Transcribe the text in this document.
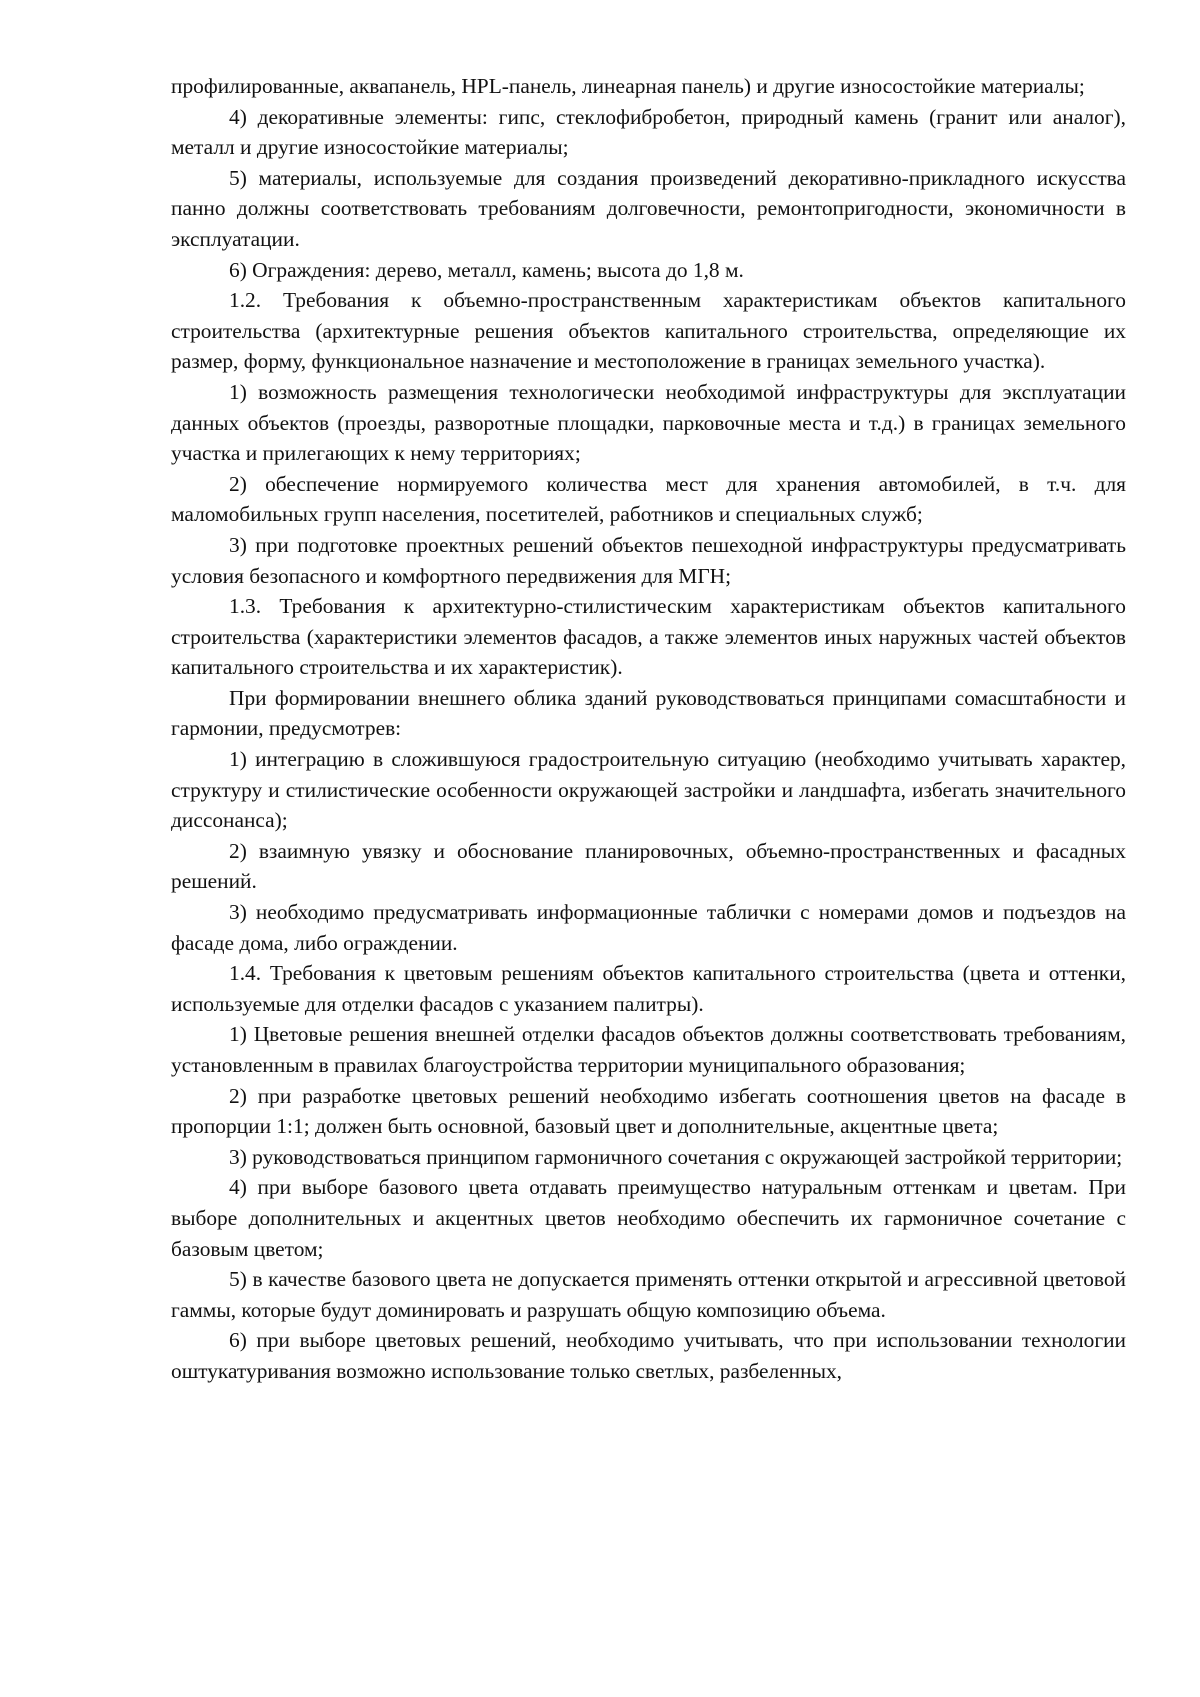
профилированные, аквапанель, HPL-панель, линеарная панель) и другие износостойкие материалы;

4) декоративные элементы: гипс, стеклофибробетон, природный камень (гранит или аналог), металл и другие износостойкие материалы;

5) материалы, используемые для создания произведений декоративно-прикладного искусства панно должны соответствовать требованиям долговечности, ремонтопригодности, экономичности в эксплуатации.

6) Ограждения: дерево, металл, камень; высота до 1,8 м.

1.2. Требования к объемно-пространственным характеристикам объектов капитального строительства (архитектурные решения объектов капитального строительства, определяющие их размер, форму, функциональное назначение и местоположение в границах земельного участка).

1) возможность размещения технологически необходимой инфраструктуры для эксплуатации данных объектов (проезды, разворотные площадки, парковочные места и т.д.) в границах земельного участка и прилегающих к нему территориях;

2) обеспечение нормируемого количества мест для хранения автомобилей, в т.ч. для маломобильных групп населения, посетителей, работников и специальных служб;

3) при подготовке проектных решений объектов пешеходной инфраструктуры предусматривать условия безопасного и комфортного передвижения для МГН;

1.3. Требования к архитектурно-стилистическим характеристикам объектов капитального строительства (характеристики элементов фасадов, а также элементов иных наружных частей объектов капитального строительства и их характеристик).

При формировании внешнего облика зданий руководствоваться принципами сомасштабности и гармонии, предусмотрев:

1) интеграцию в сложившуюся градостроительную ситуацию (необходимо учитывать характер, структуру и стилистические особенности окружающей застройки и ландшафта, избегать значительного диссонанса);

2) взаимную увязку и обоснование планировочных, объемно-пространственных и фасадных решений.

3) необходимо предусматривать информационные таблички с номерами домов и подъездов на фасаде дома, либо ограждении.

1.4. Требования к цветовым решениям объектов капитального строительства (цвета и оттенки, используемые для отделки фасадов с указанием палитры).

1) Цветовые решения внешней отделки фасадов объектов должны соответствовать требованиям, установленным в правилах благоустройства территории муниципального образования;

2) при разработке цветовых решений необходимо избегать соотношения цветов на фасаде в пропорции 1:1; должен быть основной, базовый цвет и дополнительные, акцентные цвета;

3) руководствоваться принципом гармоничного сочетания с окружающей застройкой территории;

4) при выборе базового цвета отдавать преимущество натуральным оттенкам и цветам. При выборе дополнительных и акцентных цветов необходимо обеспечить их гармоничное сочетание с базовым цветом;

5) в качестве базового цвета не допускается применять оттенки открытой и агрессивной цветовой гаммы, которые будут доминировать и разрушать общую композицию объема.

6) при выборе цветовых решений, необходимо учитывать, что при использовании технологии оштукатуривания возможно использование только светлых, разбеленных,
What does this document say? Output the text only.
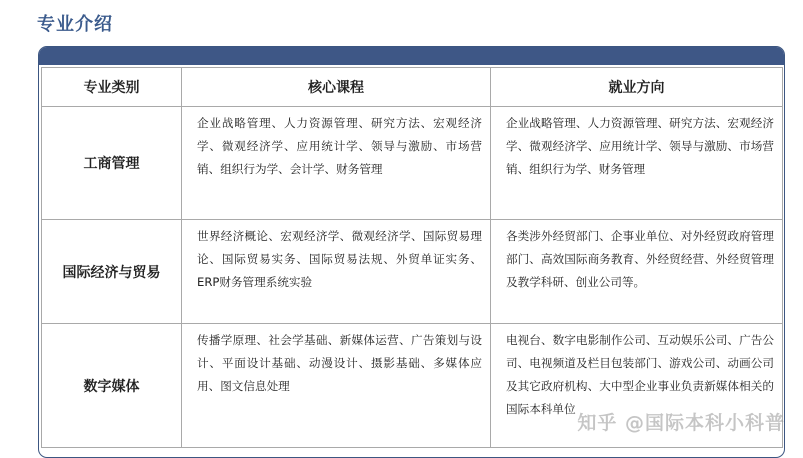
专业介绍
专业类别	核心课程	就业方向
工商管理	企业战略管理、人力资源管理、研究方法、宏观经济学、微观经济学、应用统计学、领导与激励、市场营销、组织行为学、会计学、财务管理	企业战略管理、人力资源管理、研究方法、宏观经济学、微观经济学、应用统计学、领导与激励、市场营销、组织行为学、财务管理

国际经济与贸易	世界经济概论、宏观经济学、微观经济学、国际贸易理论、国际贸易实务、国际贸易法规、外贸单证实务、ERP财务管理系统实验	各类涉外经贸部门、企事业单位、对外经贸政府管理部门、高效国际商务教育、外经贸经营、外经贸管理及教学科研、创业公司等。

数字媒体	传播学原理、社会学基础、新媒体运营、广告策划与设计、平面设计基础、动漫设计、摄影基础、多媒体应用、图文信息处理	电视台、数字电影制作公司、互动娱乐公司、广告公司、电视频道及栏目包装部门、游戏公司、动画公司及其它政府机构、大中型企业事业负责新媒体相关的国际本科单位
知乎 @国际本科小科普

· · · ·

Directions. Output the line containing "What does this" and each line after it, through the end of the material, exactly as given. No pictures belong in the output.

Correct answer.
What does this document say? Output the text only.
专业介绍
专业类别	核心课程	就业方向
工商管理	企业战略管理、人力资源管理、研究方法、宏观经济学、微观经济学、应用统计学、领导与激励、市场营销、组织行为学、会计学、财务管理	企业战略管理、人力资源管理、研究方法、宏观经济学、微观经济学、应用统计学、领导与激励、市场营销、组织行为学、财务管理

国际经济与贸易	世界经济概论、宏观经济学、微观经济学、国际贸易理论、国际贸易实务、国际贸易法规、外贸单证实务、ERP财务管理系统实验	各类涉外经贸部门、企事业单位、对外经贸政府管理部门、高效国际商务教育、外经贸经营、外经贸管理及教学科研、创业公司等。

数字媒体	传播学原理、社会学基础、新媒体运营、广告策划与设计、平面设计基础、动漫设计、摄影基础、多媒体应用、图文信息处理	电视台、数字电影制作公司、互动娱乐公司、广告公司、电视频道及栏目包装部门、游戏公司、动画公司及其它政府机构、大中型企业事业负责新媒体相关的国际本科单位
知乎 @国际本科小科普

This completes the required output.